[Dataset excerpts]
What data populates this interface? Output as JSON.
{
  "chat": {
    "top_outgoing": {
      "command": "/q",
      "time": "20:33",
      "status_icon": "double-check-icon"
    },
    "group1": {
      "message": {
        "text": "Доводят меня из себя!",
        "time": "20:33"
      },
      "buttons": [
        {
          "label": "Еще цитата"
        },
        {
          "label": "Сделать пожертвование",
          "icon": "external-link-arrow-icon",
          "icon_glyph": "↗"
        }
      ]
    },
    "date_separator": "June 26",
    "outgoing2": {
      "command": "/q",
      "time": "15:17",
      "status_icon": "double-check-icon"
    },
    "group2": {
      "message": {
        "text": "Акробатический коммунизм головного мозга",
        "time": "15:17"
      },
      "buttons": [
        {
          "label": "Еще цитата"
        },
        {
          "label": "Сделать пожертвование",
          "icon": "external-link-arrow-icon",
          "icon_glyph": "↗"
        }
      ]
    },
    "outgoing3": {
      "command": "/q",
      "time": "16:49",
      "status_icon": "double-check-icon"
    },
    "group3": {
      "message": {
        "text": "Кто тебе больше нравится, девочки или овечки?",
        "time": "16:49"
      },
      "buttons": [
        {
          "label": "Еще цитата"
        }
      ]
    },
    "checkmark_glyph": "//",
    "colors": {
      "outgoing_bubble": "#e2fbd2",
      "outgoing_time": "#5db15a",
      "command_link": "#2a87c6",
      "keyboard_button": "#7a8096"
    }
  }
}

EXERCISE
Print again each line of the listing above, exactly as it appears.

SOLUTION FOR THIS TASK
What data populates this interface? Output as JSON.
{
  "chat": {
    "top_outgoing": {
      "command": "/q",
      "time": "20:33",
      "status_icon": "double-check-icon"
    },
    "group1": {
      "message": {
        "text": "Доводят меня из себя!",
        "time": "20:33"
      },
      "buttons": [
        {
          "label": "Еще цитата"
        },
        {
          "label": "Сделать пожертвование",
          "icon": "external-link-arrow-icon",
          "icon_glyph": "↗"
        }
      ]
    },
    "date_separator": "June 26",
    "outgoing2": {
      "command": "/q",
      "time": "15:17",
      "status_icon": "double-check-icon"
    },
    "group2": {
      "message": {
        "text": "Акробатический коммунизм головного мозга",
        "time": "15:17"
      },
      "buttons": [
        {
          "label": "Еще цитата"
        },
        {
          "label": "Сделать пожертвование",
          "icon": "external-link-arrow-icon",
          "icon_glyph": "↗"
        }
      ]
    },
    "outgoing3": {
      "command": "/q",
      "time": "16:49",
      "status_icon": "double-check-icon"
    },
    "group3": {
      "message": {
        "text": "Кто тебе больше нравится, девочки или овечки?",
        "time": "16:49"
      },
      "buttons": [
        {
          "label": "Еще цитата"
        }
      ]
    },
    "checkmark_glyph": "//",
    "colors": {
      "outgoing_bubble": "#e2fbd2",
      "outgoing_time": "#5db15a",
      "command_link": "#2a87c6",
      "keyboard_button": "#7a8096"
    }
  }
}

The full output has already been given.